### [Exercise requirements]
Your reply must be the number of lines in the entries that hold the word "personas", and nothing else.

### [Data excerpts]
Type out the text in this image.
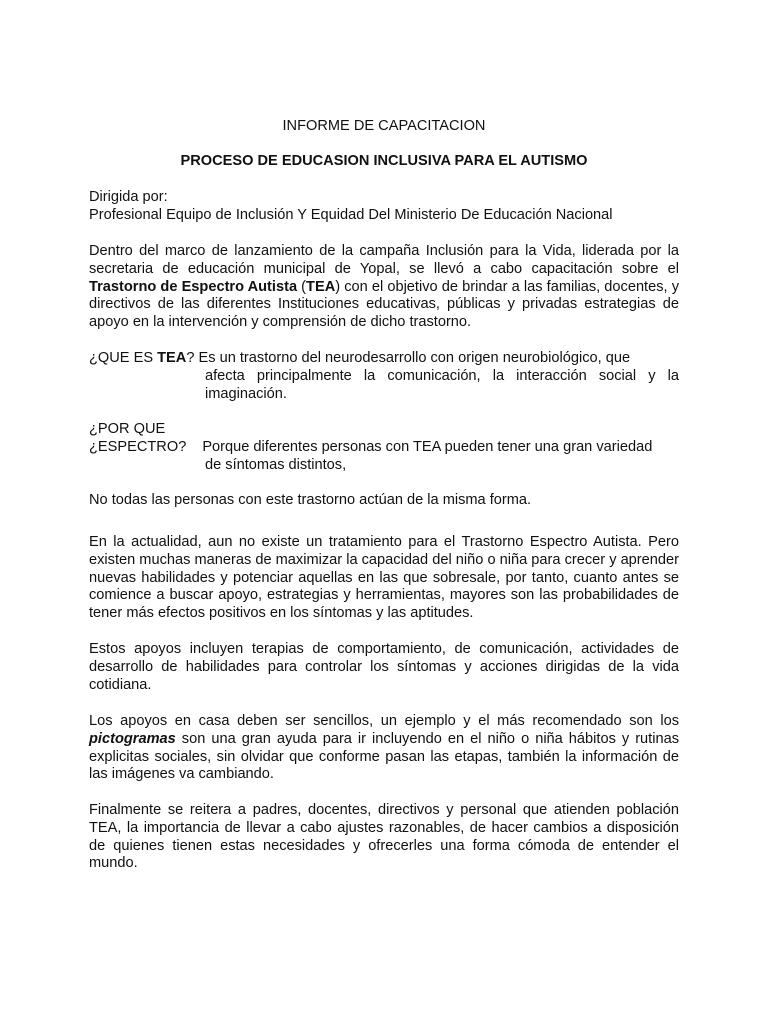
INFORME DE CAPACITACION
PROCESO DE EDUCASION INCLUSIVA PARA EL AUTISMO

Dirigida por:

Profesional Equipo de Inclusión Y Equidad Del Ministerio De Educación Nacional

Dentro del marco de lanzamiento de la campaña Inclusión para la Vida, liderada por la secretaria de educación municipal de Yopal, se llevó a cabo capacitación sobre el Trastorno de Espectro Autista (TEA) con el objetivo de brindar a las familias, docentes, y directivos de las diferentes Instituciones educativas, públicas y privadas estrategias de apoyo en la intervención y comprensión de dicho trastorno.

¿QUE ES TEA? Es un trastorno del neurodesarrollo con origen neurobiológico, que

afecta principalmente la comunicación, la interacción social y la imaginación.

¿POR QUE

¿ESPECTRO? Porque diferentes personas con TEA pueden tener una gran variedad

de síntomas distintos,

No todas las personas con este trastorno actúan de la misma forma.

En la actualidad, aun no existe un tratamiento para el Trastorno Espectro Autista. Pero existen muchas maneras de maximizar la capacidad del niño o niña para crecer y aprender nuevas habilidades y potenciar aquellas en las que sobresale, por tanto, cuanto antes se comience a buscar apoyo, estrategias y herramientas, mayores son las probabilidades de tener más efectos positivos en los síntomas y las aptitudes.

Estos apoyos incluyen terapias de comportamiento, de comunicación, actividades de desarrollo de habilidades para controlar los síntomas y acciones dirigidas de la vida cotidiana.

Los apoyos en casa deben ser sencillos, un ejemplo y el más recomendado son los pictogramas son una gran ayuda para ir incluyendo en el niño o niña hábitos y rutinas explicitas sociales, sin olvidar que conforme pasan las etapas, también la información de las imágenes va cambiando.

Finalmente se reitera a padres, docentes, directivos y personal que atienden población TEA, la importancia de llevar a cabo ajustes razonables, de hacer cambios a disposición de quienes tienen estas necesidades y ofrecerles una forma cómoda de entender el mundo.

### [Solution to this problem]
2